===== GIVEN ENTRIES

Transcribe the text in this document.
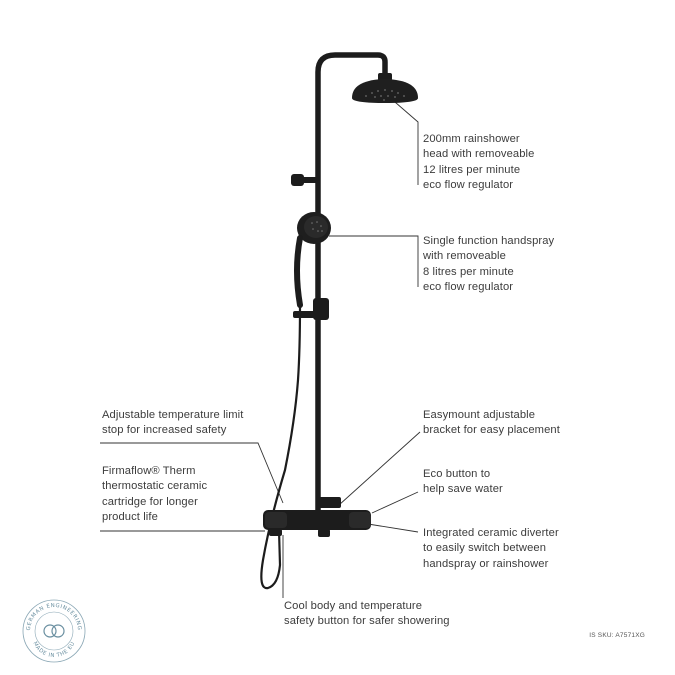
200mm rainshower
head with removeable
12 litres per minute
eco flow regulator
Single function handspray
with removeable
8 litres per minute
eco flow regulator
Adjustable temperature limit
stop for increased safety
Firmaflow® Therm
thermostatic ceramic
cartridge for longer
product life
Easymount adjustable
bracket for easy placement
Eco button to
help save water
Integrated ceramic diverter
to easily switch between
handspray or rainshower
Cool body and temperature
safety button for safer showering
IS SKU: A7571XG
GERMAN ENGINEERING
MADE IN THE EU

==========

Exclude all images and restate the records above word for word.

Transcribe the text in this document.
200mm rainshower
head with removeable
12 litres per minute
eco flow regulator
Single function handspray
with removeable
8 litres per minute
eco flow regulator
Adjustable temperature limit
stop for increased safety
Firmaflow® Therm
thermostatic ceramic
cartridge for longer
product life
Easymount adjustable
bracket for easy placement
Eco button to
help save water
Integrated ceramic diverter
to easily switch between
handspray or rainshower
Cool body and temperature
safety button for safer showering
IS SKU: A7571XG
GERMAN ENGINEERING
MADE IN THE EU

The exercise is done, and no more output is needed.